Records provided |
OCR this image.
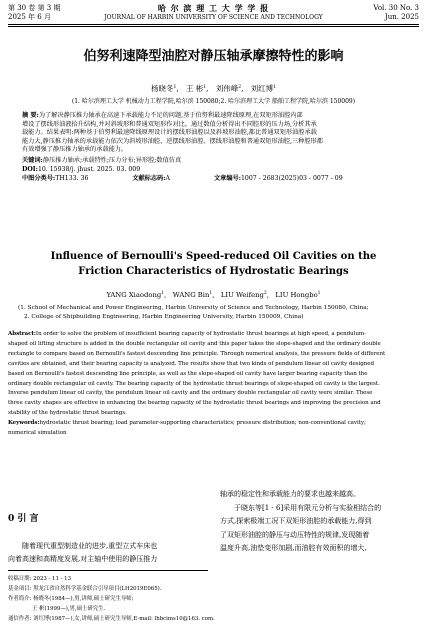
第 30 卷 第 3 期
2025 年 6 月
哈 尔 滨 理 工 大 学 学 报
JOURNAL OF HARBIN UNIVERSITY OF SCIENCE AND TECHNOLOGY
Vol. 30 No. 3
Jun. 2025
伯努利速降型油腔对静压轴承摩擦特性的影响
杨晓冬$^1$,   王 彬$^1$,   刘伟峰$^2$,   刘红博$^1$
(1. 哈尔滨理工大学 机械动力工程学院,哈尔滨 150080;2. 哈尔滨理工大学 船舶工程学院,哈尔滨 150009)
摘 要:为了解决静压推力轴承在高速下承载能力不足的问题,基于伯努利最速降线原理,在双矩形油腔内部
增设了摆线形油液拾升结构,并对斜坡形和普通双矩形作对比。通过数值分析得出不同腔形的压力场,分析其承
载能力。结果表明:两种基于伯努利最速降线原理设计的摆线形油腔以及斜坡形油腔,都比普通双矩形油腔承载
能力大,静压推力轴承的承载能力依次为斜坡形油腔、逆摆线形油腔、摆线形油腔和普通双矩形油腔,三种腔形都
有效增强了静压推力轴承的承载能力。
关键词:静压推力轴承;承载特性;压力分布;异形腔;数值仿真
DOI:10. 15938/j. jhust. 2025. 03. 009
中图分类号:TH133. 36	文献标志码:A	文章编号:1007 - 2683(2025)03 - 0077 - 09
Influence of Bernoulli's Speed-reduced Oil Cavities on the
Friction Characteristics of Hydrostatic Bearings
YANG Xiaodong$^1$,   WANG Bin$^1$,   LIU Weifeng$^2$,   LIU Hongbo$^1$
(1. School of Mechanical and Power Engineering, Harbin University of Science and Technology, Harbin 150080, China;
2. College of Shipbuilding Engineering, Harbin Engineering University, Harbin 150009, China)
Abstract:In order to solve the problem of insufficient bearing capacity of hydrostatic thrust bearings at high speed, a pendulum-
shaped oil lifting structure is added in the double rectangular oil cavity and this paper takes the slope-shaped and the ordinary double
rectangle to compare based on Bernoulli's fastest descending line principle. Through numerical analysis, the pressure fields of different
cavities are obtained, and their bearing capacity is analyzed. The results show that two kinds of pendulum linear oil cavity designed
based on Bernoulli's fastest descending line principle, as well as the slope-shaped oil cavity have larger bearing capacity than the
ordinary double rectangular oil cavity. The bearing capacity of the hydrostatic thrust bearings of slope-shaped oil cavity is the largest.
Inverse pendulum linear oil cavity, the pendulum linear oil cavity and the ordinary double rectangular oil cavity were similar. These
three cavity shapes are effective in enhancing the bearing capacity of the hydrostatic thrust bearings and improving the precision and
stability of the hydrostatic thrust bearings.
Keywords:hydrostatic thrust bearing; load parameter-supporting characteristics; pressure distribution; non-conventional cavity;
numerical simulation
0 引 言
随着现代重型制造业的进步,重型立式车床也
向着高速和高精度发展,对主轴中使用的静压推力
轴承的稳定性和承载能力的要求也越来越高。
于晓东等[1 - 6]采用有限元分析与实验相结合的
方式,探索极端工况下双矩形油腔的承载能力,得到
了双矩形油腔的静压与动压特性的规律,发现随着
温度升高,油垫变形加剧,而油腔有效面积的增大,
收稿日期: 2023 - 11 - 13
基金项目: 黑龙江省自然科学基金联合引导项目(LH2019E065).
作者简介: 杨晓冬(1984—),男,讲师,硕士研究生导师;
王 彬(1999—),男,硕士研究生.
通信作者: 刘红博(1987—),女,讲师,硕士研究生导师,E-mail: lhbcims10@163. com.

Your task | Show each line in the entries that holds the string "硕士研究生导师".

Solution to this task |
作者简介: 杨晓冬(1984—),男,讲师,硕士研究生导师;
通信作者: 刘红博(1987—),女,讲师,硕士研究生导师,E-mail: lhbcims10@163. com.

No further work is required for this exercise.